[BEGIN]

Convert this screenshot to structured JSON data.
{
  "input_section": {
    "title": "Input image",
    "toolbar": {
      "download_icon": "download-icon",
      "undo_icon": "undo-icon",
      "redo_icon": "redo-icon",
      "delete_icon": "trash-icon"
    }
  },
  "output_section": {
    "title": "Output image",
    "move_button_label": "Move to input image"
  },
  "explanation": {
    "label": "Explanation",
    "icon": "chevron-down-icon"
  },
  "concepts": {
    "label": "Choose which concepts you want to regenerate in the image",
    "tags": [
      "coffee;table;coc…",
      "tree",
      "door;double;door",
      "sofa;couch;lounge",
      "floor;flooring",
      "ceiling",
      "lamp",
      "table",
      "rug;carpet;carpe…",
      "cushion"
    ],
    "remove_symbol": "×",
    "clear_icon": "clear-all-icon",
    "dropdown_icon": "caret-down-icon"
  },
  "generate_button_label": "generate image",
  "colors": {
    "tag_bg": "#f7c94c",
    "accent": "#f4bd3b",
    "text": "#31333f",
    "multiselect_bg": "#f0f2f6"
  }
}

[END]

Problem details: Write out the records shown above, exactly as they appear.

Solution to this task:
Convert this screenshot to structured JSON data.
{
  "input_section": {
    "title": "Input image",
    "toolbar": {
      "download_icon": "download-icon",
      "undo_icon": "undo-icon",
      "redo_icon": "redo-icon",
      "delete_icon": "trash-icon"
    }
  },
  "output_section": {
    "title": "Output image",
    "move_button_label": "Move to input image"
  },
  "explanation": {
    "label": "Explanation",
    "icon": "chevron-down-icon"
  },
  "concepts": {
    "label": "Choose which concepts you want to regenerate in the image",
    "tags": [
      "coffee;table;coc…",
      "tree",
      "door;double;door",
      "sofa;couch;lounge",
      "floor;flooring",
      "ceiling",
      "lamp",
      "table",
      "rug;carpet;carpe…",
      "cushion"
    ],
    "remove_symbol": "×",
    "clear_icon": "clear-all-icon",
    "dropdown_icon": "caret-down-icon"
  },
  "generate_button_label": "generate image",
  "colors": {
    "tag_bg": "#f7c94c",
    "accent": "#f4bd3b",
    "text": "#31333f",
    "multiselect_bg": "#f0f2f6"
  }
}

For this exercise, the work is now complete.